>> BEGIN LISTED RECORDS

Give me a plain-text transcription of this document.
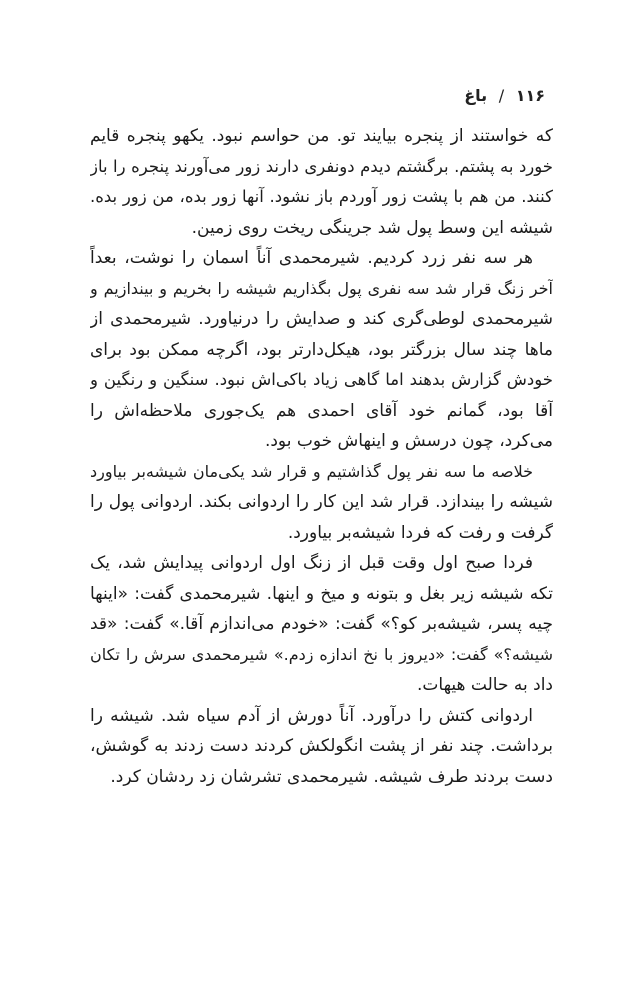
۱۱۶ / باغ
که خواستند از پنجره بیایند تو. من حواسم نبود. یکهو پنجره قایم
خورد به پشتم. برگشتم دیدم دونفری دارند زور می‌آورند پنجره را باز
کنند. من هم با پشت زور آوردم باز نشود. آنها زور بده، من زور بده.
شیشه این وسط پول شد جرینگی ریخت روی زمین.
هر سه نفر زرد کردیم. شیرمحمدی آناً اسمان را نوشت، بعداً
آخر زنگ قرار شد سه نفری پول بگذاریم شیشه را بخریم و بیندازیم و
شیرمحمدی لوطی‌گری کند و صدایش را درنیاورد. شیرمحمدی از
ماها چند سال بزرگتر بود، هیکل‌دارتر بود، اگرچه ممکن بود برای
خودش گزارش بدهند اما گاهی زیاد باکی‌اش نبود. سنگین و رنگین و
آقا بود، گمانم خود آقای احمدی هم یک‌جوری ملاحظه‌اش را
می‌کرد، چون درسش و اینهاش خوب بود.
خلاصه ما سه نفر پول گذاشتیم و قرار شد یکی‌مان شیشه‌بر بیاورد
شیشه را بیندازد. قرار شد این کار را اردوانی بکند. اردوانی پول را
گرفت و رفت که فردا شیشه‌بر بیاورد.
فردا صبح اول وقت قبل از زنگ اول اردوانی پیدایش شد، یک
تکه شیشه زیر بغل و بتونه و میخ و اینها. شیرمحمدی گفت: «اینها
چیه پسر، شیشه‌بر کو؟» گفت: «خودم می‌اندازم آقا.» گفت: «قد
شیشه؟» گفت: «دیروز با نخ اندازه زدم.» شیرمحمدی سرش را تکان
داد به حالت هیهات.
اردوانی کتش را درآورد. آناً دورش از آدم سیاه شد. شیشه را
برداشت. چند نفر از پشت انگولکش کردند دست زدند به گوشش،
دست بردند طرف شیشه. شیرمحمدی تشرشان زد ردشان کرد.
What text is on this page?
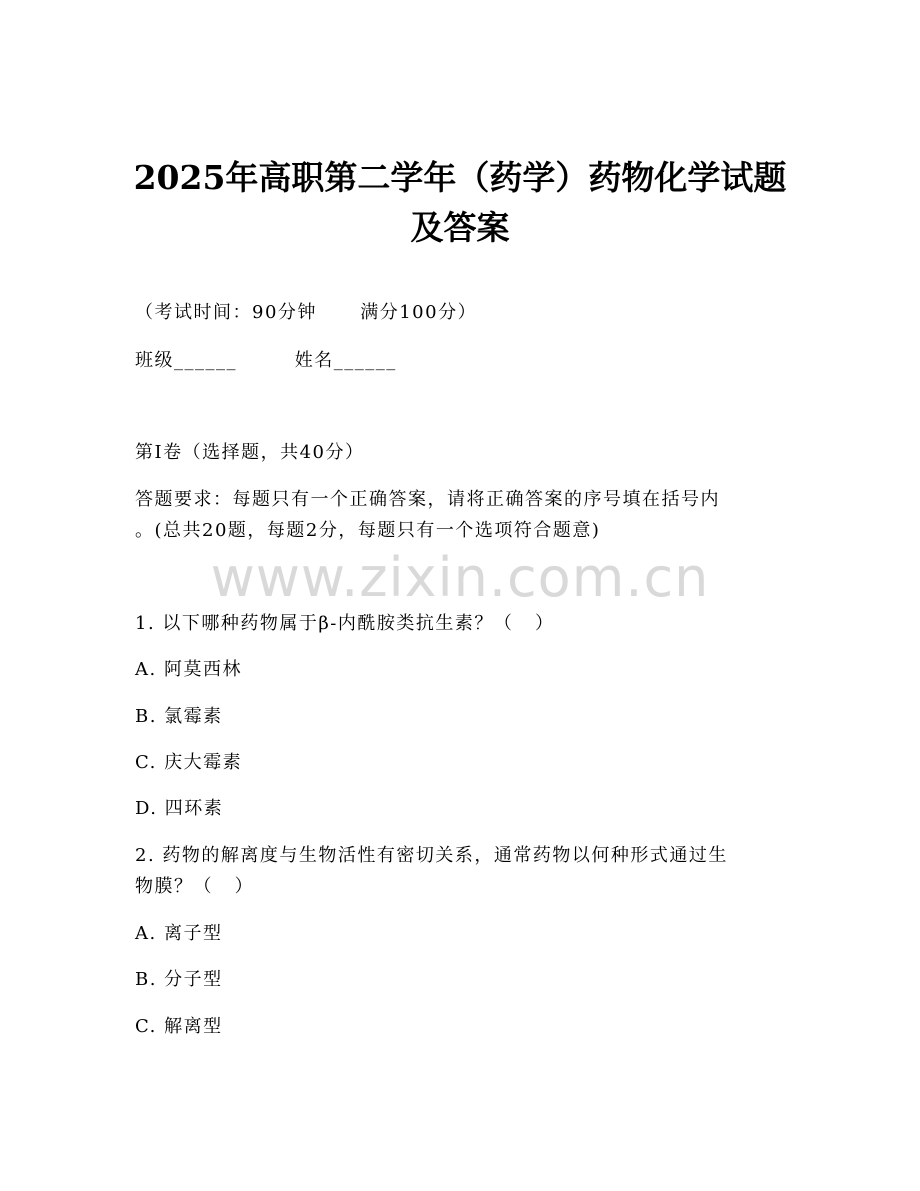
2025年高职第二学年（药学）药物化学试题
及答案
（考试时间：90分钟      满分100分）
班级______        姓名______
第I卷（选择题，共40分）
答题要求：每题只有一个正确答案，请将正确答案的序号填在括号内
。(总共20题，每题2分，每题只有一个选项符合题意)
www.zixin.com.cn
1. 以下哪种药物属于β-内酰胺类抗生素？（   ）
A. 阿莫西林
B. 氯霉素
C. 庆大霉素
D. 四环素
2. 药物的解离度与生物活性有密切关系，通常药物以何种形式通过生
物膜？（   ）
A. 离子型
B. 分子型
C. 解离型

>> END LISTED RECORDS

## TASK BRIEF
Transcribe every entry word for word, but skip the pictures.

## EXERCISE ANSWER
Give me a plain-text transcription of this document.
۱۱۶ / باغ
که خواستند از پنجره بیایند تو. من حواسم نبود. یکهو پنجره قایم
خورد به پشتم. برگشتم دیدم دونفری دارند زور می‌آورند پنجره را باز
کنند. من هم با پشت زور آوردم باز نشود. آنها زور بده، من زور بده.
شیشه این وسط پول شد جرینگی ریخت روی زمین.
هر سه نفر زرد کردیم. شیرمحمدی آناً اسمان را نوشت، بعداً
آخر زنگ قرار شد سه نفری پول بگذاریم شیشه را بخریم و بیندازیم و
شیرمحمدی لوطی‌گری کند و صدایش را درنیاورد. شیرمحمدی از
ماها چند سال بزرگتر بود، هیکل‌دارتر بود، اگرچه ممکن بود برای
خودش گزارش بدهند اما گاهی زیاد باکی‌اش نبود. سنگین و رنگین و
آقا بود، گمانم خود آقای احمدی هم یک‌جوری ملاحظه‌اش را
می‌کرد، چون درسش و اینهاش خوب بود.
خلاصه ما سه نفر پول گذاشتیم و قرار شد یکی‌مان شیشه‌بر بیاورد
شیشه را بیندازد. قرار شد این کار را اردوانی بکند. اردوانی پول را
گرفت و رفت که فردا شیشه‌بر بیاورد.
فردا صبح اول وقت قبل از زنگ اول اردوانی پیدایش شد، یک
تکه شیشه زیر بغل و بتونه و میخ و اینها. شیرمحمدی گفت: «اینها
چیه پسر، شیشه‌بر کو؟» گفت: «خودم می‌اندازم آقا.» گفت: «قد
شیشه؟» گفت: «دیروز با نخ اندازه زدم.» شیرمحمدی سرش را تکان
داد به حالت هیهات.
اردوانی کتش را درآورد. آناً دورش از آدم سیاه شد. شیشه را
برداشت. چند نفر از پشت انگولکش کردند دست زدند به گوشش،
دست بردند طرف شیشه. شیرمحمدی تشرشان زد ردشان کرد.
What text is on this page?
2025年高职第二学年（药学）药物化学试题
及答案
（考试时间：90分钟      满分100分）
班级______        姓名______
第I卷（选择题，共40分）
答题要求：每题只有一个正确答案，请将正确答案的序号填在括号内
。(总共20题，每题2分，每题只有一个选项符合题意)
www.zixin.com.cn
1. 以下哪种药物属于β-内酰胺类抗生素？（   ）
A. 阿莫西林
B. 氯霉素
C. 庆大霉素
D. 四环素
2. 药物的解离度与生物活性有密切关系，通常药物以何种形式通过生
物膜？（   ）
A. 离子型
B. 分子型
C. 解离型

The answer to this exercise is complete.